## PROBLEM DESCRIPTION:
Each record below is to be copied word for word, with pictures removed.
>> begin ENTRIES SHOWN
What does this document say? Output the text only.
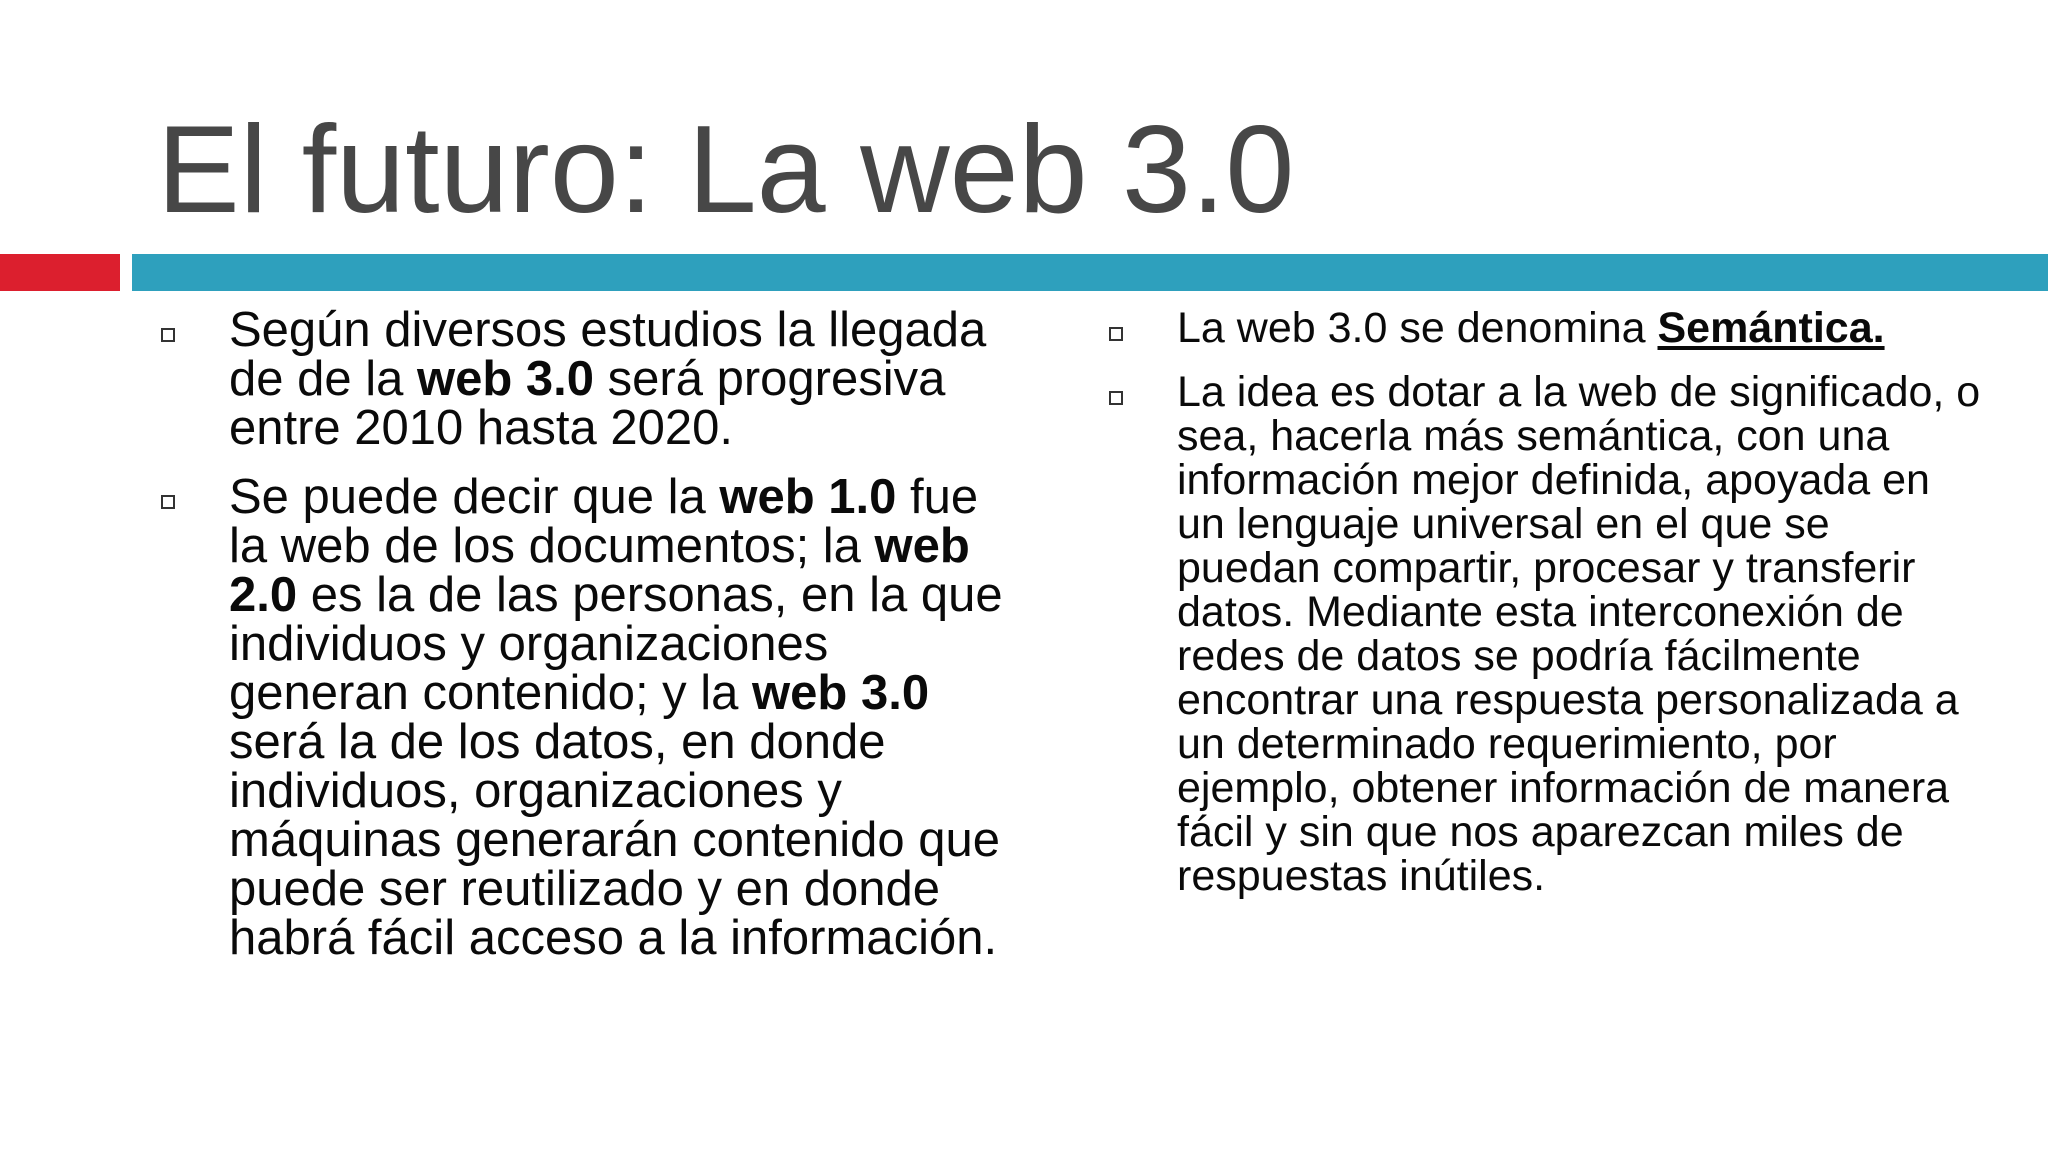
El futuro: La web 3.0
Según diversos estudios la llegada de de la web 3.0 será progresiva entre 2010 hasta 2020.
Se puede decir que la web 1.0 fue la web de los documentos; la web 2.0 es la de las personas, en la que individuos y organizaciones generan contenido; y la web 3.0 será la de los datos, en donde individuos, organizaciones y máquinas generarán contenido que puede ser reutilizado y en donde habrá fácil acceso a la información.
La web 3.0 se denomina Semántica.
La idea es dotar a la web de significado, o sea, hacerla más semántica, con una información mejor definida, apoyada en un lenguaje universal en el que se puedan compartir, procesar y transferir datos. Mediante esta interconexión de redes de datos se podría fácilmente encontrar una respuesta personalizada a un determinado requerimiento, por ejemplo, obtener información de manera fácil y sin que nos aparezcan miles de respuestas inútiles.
>> end ENTRIES SHOWN
## WRITTEN SOLUTION:
What does this document say? Output the text only.
El futuro: La web 3.0
Según diversos estudios la llegada de de la web 3.0 será progresiva entre 2010 hasta 2020.
Se puede decir que la web 1.0 fue la web de los documentos; la web 2.0 es la de las personas, en la que individuos y organizaciones generan contenido; y la web 3.0 será la de los datos, en donde individuos, organizaciones y máquinas generarán contenido que puede ser reutilizado y en donde habrá fácil acceso a la información.
La web 3.0 se denomina Semántica.
La idea es dotar a la web de significado, o sea, hacerla más semántica, con una información mejor definida, apoyada en un lenguaje universal en el que se puedan compartir, procesar y transferir datos. Mediante esta interconexión de redes de datos se podría fácilmente encontrar una respuesta personalizada a un determinado requerimiento, por ejemplo, obtener información de manera fácil y sin que nos aparezcan miles de respuestas inútiles.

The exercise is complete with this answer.